BEGIN INPUT ROWS

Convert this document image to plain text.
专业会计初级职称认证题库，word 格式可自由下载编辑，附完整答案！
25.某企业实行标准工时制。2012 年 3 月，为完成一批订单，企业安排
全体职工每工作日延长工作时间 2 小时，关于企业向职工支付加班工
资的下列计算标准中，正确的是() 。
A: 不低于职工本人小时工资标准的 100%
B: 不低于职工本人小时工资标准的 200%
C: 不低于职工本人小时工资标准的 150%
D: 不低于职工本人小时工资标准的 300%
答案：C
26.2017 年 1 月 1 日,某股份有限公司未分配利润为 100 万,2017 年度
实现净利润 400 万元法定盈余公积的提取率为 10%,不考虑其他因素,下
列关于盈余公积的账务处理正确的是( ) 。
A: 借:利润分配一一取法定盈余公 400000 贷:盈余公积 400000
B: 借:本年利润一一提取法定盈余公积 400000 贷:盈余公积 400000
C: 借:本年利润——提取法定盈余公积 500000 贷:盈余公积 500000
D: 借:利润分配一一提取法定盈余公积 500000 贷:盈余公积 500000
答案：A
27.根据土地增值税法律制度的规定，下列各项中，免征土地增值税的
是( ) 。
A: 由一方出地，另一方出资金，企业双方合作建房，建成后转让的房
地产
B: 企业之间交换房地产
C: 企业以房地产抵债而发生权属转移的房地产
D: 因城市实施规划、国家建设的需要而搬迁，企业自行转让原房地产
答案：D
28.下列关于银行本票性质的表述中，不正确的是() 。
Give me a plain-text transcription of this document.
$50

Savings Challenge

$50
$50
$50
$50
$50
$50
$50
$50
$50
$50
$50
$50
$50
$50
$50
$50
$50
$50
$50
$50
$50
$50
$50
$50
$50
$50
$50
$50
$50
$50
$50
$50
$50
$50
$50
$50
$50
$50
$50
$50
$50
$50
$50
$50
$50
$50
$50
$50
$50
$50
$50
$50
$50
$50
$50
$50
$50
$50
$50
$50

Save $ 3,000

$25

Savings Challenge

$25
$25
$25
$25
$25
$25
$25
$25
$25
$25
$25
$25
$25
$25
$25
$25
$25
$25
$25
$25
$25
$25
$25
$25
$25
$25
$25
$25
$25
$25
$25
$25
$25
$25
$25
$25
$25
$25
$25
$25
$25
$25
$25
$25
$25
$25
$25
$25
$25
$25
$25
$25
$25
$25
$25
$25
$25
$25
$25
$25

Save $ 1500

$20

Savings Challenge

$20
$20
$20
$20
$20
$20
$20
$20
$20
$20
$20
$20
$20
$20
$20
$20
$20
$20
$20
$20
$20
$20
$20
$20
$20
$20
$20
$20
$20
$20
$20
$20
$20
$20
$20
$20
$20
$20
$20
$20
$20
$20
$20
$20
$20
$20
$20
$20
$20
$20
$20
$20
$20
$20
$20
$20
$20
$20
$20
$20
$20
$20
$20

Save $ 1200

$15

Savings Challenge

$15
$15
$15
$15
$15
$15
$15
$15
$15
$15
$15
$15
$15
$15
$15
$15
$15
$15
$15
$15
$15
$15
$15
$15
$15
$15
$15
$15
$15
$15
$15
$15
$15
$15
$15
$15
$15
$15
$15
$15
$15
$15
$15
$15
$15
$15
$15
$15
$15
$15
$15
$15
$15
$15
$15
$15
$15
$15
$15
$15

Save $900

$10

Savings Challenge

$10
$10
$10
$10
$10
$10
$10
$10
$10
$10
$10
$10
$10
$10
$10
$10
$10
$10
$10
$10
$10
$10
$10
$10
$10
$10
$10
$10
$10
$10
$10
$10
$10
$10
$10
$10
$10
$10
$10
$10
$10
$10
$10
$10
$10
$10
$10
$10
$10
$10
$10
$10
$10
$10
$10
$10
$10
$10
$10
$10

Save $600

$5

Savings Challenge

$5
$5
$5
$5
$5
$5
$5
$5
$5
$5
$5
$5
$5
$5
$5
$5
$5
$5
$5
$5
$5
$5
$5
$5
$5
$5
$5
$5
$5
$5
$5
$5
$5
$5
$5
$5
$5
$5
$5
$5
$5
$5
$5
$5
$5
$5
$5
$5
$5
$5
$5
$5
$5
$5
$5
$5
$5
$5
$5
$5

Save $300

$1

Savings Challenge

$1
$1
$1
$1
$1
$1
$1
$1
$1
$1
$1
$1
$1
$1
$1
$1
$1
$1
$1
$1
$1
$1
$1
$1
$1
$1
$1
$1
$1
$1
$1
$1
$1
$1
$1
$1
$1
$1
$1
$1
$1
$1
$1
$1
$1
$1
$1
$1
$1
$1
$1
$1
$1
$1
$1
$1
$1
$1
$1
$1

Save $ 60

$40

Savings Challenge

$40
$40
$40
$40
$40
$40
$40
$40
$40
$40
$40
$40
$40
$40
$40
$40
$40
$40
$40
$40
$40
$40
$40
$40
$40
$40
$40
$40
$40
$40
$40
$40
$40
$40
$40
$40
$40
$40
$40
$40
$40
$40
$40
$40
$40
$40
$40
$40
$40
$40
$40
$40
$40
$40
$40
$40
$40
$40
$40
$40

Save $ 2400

END INPUT ROWS

REQUEST:
Which lines above hold the word "不低于职工本人小时工资标准的"? Copy each of them.

EXERCISE ANSWER:
A: 不低于职工本人小时工资标准的 100%
B: 不低于职工本人小时工资标准的 200%
C: 不低于职工本人小时工资标准的 150%
D: 不低于职工本人小时工资标准的 300%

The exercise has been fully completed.